[Stored dataset items]
_ _ _ _ _
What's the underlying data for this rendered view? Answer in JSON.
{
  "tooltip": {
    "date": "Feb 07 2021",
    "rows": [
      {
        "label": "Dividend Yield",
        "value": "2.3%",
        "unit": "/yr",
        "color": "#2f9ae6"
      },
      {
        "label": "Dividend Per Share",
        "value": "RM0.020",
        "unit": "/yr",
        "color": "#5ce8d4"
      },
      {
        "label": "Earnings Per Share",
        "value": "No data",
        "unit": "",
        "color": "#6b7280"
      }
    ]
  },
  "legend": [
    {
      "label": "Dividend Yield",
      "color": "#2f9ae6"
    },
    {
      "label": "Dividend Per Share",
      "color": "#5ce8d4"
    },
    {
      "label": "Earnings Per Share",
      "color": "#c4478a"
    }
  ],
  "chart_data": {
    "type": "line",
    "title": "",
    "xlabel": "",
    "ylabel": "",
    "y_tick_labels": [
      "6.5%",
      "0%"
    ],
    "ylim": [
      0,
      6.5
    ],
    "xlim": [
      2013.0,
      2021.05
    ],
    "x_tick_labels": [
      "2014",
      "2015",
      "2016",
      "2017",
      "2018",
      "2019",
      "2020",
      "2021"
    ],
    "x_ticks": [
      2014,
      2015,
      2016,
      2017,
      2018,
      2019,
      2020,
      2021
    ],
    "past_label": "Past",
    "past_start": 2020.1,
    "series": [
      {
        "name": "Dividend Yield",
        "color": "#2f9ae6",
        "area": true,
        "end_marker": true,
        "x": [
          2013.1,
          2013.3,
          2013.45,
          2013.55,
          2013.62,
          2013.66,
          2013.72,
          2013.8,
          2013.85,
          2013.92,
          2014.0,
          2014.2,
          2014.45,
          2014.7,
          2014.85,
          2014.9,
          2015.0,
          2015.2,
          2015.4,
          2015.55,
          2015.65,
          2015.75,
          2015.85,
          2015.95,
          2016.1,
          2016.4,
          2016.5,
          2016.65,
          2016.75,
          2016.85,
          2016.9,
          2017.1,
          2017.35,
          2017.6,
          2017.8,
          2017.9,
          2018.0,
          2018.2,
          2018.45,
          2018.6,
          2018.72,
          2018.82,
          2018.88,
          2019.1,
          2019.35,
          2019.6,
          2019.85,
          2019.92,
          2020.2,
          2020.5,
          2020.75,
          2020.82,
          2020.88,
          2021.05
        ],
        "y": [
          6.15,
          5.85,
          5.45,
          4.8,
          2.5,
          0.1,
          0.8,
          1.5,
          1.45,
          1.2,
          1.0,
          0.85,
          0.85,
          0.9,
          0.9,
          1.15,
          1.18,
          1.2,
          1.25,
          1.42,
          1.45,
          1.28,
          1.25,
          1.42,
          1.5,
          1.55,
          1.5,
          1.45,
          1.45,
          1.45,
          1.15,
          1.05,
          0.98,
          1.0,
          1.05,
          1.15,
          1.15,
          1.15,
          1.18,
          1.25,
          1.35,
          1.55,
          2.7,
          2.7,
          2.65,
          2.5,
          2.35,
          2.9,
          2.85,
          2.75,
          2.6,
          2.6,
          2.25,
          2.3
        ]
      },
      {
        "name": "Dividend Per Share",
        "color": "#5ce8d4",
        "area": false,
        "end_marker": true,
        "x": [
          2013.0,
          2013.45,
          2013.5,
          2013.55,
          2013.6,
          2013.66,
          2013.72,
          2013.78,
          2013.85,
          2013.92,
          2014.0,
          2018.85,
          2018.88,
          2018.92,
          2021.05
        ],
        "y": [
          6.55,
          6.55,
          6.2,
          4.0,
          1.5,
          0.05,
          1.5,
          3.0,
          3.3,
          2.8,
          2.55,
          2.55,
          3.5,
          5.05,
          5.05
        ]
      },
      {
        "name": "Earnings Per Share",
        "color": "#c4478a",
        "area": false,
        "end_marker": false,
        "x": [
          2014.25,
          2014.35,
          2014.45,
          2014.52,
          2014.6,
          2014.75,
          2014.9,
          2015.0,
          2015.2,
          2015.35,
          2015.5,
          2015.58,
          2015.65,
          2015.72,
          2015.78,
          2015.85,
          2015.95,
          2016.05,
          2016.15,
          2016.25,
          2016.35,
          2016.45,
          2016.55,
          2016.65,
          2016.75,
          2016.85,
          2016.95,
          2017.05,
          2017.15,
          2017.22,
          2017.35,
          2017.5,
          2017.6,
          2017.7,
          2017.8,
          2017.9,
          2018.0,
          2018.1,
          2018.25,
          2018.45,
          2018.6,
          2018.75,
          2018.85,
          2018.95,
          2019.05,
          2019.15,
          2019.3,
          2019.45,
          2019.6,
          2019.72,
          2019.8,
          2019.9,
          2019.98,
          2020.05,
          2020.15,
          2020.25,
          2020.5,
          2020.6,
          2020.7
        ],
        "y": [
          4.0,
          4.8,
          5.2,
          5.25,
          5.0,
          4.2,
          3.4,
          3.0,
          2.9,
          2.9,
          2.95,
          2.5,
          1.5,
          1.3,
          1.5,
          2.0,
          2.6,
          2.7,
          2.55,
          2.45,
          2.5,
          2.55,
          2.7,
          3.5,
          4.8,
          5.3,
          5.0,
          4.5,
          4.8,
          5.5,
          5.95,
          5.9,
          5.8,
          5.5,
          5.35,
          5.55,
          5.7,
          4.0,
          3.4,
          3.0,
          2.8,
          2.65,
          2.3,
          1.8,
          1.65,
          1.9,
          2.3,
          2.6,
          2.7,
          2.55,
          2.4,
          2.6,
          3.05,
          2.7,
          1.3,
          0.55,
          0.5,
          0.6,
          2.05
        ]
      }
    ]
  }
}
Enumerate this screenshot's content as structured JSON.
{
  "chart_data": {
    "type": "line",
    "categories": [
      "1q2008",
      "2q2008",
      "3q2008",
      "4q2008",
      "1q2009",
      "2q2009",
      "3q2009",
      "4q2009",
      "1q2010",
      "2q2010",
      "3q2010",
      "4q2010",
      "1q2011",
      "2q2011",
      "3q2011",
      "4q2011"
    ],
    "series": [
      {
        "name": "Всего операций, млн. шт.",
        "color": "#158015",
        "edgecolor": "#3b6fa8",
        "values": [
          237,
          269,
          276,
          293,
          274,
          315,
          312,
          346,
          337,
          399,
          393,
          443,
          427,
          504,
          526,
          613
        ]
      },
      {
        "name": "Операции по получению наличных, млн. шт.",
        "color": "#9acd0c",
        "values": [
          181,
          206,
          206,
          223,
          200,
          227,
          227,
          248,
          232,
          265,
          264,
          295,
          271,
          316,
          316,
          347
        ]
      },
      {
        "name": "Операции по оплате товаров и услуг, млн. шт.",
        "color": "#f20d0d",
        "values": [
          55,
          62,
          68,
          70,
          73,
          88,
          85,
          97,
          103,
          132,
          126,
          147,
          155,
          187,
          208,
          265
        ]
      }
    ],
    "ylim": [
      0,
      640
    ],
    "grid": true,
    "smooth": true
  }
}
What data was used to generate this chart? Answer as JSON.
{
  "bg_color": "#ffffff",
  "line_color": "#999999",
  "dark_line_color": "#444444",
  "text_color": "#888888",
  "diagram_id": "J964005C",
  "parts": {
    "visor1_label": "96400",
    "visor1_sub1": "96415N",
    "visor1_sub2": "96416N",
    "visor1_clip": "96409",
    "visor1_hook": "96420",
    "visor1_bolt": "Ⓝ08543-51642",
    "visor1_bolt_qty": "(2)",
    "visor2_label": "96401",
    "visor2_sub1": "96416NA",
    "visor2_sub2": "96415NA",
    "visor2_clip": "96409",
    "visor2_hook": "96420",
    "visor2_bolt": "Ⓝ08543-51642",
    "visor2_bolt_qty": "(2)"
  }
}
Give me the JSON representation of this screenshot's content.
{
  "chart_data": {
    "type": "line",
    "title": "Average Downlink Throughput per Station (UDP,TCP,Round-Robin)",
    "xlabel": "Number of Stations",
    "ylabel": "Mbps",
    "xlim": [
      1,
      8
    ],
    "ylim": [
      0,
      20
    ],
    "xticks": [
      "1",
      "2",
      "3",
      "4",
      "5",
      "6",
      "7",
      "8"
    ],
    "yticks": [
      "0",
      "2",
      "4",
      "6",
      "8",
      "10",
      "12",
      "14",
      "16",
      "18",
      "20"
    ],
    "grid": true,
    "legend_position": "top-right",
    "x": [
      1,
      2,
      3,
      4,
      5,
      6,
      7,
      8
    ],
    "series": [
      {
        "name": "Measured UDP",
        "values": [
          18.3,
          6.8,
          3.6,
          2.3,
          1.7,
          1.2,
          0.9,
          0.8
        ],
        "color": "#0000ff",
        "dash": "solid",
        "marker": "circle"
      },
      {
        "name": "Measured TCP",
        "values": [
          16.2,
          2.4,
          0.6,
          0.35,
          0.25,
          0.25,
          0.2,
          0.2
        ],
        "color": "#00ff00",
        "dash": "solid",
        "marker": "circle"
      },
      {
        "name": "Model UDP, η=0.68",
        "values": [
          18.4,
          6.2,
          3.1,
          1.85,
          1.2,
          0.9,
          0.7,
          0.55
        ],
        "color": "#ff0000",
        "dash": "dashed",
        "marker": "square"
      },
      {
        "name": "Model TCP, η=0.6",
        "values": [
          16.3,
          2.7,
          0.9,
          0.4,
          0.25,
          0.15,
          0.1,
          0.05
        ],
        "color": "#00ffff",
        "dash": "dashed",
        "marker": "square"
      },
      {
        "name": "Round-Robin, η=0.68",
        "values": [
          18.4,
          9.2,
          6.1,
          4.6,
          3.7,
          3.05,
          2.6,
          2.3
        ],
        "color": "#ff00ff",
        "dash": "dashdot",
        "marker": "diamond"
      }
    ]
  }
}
_ _ _ _ _
Exercise objective: Wherever "What" shows up in a line, copy that line.

The response:
What's the underlying data for this rendered view? Answer in JSON.
What data was used to generate this chart? Answer as JSON.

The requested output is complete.